WRITTEN INSTRUCTION:
Show every line where "Odpuščeni" occurs.

(Extracted records)
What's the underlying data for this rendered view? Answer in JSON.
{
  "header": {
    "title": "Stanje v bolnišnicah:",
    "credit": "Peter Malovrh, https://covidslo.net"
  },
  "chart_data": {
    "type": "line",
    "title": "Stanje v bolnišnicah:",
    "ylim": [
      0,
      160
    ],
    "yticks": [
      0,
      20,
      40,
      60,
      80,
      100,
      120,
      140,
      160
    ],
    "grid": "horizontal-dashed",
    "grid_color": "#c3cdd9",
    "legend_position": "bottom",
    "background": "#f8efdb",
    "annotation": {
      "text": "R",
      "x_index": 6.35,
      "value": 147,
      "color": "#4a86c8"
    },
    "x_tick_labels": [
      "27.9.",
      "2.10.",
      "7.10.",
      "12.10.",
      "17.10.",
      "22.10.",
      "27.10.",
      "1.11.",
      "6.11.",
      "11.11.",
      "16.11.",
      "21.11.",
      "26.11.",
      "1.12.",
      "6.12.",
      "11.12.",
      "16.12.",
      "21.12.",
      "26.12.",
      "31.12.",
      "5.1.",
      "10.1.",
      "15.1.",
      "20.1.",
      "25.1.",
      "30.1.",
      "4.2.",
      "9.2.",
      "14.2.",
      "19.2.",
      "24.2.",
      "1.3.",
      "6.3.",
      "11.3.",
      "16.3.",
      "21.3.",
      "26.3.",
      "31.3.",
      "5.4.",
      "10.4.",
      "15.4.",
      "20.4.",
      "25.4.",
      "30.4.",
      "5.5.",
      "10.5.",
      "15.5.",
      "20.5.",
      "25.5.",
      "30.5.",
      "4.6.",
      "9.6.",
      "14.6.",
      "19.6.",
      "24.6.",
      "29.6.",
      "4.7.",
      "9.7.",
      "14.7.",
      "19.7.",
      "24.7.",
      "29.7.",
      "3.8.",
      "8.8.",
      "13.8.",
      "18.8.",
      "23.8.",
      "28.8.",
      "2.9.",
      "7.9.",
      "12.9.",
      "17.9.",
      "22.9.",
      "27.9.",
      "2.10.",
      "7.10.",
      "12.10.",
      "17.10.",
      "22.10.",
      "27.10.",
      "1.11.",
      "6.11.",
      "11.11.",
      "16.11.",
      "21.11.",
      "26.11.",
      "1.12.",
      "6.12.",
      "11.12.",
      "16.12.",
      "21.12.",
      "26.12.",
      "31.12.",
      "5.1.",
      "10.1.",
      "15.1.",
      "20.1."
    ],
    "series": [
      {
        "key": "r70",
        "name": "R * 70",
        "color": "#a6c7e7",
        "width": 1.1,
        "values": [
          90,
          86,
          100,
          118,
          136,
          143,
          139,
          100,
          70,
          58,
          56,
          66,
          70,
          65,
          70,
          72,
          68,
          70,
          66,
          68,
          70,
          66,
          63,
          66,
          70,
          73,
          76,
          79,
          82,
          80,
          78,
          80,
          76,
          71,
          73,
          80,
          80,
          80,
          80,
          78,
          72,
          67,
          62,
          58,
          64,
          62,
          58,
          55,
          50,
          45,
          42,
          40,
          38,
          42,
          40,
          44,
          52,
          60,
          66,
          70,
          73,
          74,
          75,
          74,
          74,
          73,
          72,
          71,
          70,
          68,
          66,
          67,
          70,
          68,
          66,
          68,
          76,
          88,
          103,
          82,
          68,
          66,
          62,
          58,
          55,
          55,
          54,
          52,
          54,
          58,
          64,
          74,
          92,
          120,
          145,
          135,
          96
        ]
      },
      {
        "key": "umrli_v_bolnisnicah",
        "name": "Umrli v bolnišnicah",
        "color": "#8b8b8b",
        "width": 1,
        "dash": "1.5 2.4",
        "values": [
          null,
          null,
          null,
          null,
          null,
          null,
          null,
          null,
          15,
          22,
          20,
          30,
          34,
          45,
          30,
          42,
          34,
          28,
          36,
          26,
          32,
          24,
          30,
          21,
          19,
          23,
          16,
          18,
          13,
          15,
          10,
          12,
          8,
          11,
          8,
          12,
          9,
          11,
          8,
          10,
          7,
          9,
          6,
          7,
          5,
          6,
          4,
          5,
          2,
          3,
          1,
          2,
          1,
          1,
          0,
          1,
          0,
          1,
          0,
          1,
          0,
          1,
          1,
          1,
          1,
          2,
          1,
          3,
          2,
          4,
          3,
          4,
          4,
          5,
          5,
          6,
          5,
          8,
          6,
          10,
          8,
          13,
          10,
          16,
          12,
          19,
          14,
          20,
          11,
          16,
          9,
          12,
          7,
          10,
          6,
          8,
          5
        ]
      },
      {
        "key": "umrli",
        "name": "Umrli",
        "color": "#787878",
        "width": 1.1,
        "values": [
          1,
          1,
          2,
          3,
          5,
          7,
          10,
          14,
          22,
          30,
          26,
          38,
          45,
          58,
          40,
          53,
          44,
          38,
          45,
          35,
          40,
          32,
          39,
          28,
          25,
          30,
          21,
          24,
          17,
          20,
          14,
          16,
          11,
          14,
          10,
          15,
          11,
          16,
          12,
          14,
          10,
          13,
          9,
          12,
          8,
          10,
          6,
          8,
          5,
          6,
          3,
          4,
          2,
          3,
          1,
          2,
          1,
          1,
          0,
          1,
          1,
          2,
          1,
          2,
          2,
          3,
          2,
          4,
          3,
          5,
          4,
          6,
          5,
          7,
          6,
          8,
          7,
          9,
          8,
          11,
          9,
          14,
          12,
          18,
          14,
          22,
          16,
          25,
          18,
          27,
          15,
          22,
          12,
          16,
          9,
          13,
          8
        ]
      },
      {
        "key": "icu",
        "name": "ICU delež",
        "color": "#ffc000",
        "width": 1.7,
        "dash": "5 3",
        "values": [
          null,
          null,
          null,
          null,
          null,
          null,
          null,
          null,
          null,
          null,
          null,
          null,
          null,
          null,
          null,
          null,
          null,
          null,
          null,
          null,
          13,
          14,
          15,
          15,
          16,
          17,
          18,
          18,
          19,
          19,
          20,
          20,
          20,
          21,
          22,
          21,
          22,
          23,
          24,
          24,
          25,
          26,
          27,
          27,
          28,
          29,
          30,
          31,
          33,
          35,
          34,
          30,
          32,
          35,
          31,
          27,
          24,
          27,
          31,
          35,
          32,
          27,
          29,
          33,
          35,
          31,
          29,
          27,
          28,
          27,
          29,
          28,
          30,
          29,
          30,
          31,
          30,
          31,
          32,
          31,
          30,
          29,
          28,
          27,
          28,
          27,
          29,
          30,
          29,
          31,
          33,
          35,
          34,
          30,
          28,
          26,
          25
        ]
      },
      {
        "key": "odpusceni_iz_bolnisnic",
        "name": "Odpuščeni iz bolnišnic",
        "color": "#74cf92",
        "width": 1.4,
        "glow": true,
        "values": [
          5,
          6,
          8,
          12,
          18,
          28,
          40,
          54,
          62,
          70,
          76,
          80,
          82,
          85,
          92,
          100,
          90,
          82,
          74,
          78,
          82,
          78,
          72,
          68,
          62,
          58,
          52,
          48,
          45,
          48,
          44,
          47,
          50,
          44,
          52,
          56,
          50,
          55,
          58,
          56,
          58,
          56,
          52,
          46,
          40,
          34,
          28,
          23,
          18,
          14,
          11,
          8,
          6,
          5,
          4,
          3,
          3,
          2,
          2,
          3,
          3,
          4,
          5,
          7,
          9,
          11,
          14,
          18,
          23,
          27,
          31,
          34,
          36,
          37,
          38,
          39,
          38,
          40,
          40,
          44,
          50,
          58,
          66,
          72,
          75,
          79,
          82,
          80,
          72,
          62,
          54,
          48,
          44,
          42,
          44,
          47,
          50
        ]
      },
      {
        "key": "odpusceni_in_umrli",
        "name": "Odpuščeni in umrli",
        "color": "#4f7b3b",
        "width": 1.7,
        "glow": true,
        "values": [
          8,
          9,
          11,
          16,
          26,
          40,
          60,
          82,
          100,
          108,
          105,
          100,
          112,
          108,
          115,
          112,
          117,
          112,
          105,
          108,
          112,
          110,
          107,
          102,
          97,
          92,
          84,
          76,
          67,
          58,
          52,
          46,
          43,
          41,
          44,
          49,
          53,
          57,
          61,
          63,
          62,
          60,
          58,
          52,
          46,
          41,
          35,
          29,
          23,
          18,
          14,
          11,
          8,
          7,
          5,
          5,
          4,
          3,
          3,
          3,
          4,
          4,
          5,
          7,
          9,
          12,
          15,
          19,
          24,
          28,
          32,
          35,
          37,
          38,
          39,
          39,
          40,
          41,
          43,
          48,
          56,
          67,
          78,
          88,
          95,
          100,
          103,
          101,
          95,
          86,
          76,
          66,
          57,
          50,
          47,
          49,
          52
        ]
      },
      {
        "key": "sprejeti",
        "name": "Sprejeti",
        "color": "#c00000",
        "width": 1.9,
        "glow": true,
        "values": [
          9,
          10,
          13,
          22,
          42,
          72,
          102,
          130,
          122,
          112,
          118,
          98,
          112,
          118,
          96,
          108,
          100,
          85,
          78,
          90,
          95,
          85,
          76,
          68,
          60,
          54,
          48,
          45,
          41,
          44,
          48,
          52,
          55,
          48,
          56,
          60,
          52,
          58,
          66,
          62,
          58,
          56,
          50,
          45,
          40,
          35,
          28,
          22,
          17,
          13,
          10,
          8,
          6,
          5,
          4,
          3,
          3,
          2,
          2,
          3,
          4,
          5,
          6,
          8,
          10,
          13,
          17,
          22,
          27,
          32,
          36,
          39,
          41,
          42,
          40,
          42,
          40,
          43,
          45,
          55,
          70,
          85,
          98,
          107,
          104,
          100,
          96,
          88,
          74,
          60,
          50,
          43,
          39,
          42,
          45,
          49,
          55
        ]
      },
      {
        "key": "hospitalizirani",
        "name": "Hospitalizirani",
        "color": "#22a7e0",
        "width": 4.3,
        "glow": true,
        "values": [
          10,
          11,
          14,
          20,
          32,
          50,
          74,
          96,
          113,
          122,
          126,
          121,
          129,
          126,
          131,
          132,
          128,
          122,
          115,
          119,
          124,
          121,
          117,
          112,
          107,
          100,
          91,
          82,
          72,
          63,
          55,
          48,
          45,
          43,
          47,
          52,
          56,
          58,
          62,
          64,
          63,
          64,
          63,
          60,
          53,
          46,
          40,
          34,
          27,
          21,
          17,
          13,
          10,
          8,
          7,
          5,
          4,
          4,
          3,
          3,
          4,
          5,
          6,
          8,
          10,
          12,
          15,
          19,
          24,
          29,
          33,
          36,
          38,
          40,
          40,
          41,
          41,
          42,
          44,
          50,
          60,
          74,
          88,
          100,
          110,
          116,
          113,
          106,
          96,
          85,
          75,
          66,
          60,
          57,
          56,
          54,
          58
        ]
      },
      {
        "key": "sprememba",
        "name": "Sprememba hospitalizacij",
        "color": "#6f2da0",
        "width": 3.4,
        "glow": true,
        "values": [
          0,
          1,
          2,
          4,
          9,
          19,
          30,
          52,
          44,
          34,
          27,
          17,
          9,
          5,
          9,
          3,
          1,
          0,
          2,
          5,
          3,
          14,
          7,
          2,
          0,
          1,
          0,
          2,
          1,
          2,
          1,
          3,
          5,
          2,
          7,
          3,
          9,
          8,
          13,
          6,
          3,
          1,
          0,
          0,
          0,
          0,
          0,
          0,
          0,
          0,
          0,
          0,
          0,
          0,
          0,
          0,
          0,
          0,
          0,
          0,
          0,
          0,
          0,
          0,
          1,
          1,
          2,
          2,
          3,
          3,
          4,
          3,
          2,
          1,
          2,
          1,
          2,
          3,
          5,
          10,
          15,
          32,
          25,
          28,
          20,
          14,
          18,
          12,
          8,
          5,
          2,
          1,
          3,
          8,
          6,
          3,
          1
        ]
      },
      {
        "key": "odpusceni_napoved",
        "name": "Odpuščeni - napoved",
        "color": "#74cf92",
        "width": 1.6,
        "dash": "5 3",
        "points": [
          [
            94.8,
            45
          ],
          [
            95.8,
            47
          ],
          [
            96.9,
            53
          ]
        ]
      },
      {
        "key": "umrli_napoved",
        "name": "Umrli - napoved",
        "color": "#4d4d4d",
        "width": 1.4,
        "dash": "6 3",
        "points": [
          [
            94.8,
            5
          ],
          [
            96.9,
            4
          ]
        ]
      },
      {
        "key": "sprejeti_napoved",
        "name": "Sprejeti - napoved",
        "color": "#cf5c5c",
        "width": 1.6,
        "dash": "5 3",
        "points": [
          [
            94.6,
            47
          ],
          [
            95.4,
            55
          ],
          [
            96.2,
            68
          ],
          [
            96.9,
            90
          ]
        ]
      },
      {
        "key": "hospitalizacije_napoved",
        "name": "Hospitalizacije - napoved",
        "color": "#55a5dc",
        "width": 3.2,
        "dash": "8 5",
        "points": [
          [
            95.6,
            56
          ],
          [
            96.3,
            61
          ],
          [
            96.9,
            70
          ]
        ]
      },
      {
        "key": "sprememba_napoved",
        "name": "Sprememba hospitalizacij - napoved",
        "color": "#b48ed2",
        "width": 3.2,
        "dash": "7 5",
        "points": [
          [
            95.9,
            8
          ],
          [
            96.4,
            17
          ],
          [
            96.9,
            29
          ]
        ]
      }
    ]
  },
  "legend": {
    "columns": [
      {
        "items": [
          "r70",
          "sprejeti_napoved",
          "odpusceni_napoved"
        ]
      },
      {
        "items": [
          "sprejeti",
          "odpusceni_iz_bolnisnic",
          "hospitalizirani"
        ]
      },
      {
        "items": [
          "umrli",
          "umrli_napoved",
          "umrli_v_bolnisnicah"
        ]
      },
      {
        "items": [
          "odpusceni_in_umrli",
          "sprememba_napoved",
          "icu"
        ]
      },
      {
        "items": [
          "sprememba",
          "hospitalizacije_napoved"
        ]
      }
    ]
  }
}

WRITTEN RESPONSE:
        "name": "Odpuščeni iz bolnišnic",
        "name": "Odpuščeni in umrli",
        "name": "Odpuščeni - napoved",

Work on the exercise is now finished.